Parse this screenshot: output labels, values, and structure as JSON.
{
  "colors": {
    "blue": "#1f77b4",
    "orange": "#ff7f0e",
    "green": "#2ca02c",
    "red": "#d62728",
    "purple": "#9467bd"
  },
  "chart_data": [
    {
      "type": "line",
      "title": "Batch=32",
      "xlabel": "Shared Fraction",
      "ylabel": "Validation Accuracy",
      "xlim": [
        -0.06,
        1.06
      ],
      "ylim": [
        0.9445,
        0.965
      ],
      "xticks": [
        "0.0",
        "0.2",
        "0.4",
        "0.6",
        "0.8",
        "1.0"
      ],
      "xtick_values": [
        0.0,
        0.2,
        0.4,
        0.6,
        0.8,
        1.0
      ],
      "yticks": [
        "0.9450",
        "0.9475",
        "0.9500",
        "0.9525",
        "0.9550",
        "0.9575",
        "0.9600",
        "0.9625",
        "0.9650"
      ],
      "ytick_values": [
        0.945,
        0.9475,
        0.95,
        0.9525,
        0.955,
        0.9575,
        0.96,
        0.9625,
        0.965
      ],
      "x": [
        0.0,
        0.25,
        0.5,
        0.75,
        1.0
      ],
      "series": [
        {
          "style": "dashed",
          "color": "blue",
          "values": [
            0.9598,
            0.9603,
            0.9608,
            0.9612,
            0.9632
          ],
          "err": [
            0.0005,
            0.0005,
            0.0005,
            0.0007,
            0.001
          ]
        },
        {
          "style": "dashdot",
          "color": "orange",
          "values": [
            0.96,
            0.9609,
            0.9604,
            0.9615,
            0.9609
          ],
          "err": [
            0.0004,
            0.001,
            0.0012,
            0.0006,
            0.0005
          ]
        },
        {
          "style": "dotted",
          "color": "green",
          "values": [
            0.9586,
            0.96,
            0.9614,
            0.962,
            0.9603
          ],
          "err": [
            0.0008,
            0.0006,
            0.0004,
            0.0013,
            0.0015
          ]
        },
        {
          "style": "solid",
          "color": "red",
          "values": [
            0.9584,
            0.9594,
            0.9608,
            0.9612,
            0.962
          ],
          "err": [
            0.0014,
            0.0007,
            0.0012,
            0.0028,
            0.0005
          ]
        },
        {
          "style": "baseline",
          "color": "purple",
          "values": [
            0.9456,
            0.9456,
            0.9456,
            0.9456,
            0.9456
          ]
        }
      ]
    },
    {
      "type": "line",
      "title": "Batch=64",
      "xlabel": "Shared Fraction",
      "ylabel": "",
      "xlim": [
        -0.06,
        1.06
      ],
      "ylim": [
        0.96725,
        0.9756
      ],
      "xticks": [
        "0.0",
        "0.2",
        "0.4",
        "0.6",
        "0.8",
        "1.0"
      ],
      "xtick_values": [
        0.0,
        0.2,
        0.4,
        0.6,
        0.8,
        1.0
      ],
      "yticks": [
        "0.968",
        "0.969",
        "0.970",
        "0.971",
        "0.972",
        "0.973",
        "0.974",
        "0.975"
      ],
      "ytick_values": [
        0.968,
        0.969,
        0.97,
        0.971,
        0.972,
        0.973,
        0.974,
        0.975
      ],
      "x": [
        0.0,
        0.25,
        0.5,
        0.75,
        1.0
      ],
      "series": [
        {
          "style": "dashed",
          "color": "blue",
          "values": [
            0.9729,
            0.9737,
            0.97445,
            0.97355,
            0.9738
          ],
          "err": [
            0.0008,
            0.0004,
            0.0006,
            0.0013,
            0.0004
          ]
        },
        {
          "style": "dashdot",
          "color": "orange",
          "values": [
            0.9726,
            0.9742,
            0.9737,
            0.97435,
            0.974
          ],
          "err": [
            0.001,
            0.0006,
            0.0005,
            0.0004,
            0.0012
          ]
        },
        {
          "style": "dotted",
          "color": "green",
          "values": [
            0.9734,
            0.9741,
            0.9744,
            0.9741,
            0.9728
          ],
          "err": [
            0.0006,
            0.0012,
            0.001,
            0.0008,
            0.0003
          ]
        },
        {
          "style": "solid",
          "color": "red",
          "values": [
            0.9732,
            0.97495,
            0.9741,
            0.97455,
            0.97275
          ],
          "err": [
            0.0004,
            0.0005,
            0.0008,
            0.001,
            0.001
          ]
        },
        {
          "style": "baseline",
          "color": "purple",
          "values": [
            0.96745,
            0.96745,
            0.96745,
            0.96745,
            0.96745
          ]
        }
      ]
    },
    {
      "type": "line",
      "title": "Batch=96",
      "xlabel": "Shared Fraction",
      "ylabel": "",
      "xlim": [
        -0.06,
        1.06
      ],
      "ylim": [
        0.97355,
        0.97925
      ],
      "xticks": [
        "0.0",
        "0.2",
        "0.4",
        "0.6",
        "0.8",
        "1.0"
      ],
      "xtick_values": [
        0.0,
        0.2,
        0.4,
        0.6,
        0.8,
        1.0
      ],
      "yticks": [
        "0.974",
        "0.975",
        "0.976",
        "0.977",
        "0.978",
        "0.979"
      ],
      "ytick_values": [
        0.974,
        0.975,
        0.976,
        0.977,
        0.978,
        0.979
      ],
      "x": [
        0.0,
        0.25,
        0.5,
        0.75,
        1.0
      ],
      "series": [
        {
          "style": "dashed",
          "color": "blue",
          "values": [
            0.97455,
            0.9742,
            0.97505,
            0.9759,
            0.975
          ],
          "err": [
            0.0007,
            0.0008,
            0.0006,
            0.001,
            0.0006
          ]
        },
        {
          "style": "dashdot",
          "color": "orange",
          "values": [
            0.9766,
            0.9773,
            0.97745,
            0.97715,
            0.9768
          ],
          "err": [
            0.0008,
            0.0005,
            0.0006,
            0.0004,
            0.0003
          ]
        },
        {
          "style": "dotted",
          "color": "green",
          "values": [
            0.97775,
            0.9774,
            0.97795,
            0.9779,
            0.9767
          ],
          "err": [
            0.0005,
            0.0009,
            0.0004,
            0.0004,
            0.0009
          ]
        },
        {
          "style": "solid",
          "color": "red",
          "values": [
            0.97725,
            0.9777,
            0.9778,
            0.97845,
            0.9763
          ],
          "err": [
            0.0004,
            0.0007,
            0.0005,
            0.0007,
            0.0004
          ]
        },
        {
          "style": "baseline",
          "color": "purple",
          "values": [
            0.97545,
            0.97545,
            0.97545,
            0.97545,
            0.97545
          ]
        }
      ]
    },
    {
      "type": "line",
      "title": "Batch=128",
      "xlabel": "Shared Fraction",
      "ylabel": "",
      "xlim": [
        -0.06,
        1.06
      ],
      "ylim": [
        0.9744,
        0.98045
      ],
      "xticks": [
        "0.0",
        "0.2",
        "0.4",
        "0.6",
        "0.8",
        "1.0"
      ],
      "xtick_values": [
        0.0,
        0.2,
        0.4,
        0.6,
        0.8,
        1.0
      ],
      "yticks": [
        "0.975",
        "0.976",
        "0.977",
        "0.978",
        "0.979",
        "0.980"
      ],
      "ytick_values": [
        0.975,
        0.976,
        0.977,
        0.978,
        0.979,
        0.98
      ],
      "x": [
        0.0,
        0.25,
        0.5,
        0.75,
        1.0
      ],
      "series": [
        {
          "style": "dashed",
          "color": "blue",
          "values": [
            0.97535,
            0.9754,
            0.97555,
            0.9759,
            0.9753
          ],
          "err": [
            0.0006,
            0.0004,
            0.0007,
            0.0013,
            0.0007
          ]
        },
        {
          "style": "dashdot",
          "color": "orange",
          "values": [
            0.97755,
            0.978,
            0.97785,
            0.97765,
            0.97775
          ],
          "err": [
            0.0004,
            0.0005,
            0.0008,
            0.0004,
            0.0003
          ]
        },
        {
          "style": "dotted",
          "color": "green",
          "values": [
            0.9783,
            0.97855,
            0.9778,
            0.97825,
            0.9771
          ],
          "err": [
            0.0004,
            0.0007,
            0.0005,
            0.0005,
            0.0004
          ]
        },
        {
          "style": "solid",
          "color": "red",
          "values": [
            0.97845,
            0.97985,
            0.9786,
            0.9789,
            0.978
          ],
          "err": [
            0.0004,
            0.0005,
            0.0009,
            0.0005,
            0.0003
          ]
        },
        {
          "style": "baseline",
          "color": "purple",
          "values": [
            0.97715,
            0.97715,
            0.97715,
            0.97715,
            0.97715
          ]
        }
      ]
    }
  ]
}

— Prompt —
Of the lines above, how many contain the string "Batch"? Only the number is required.

— The answer —
4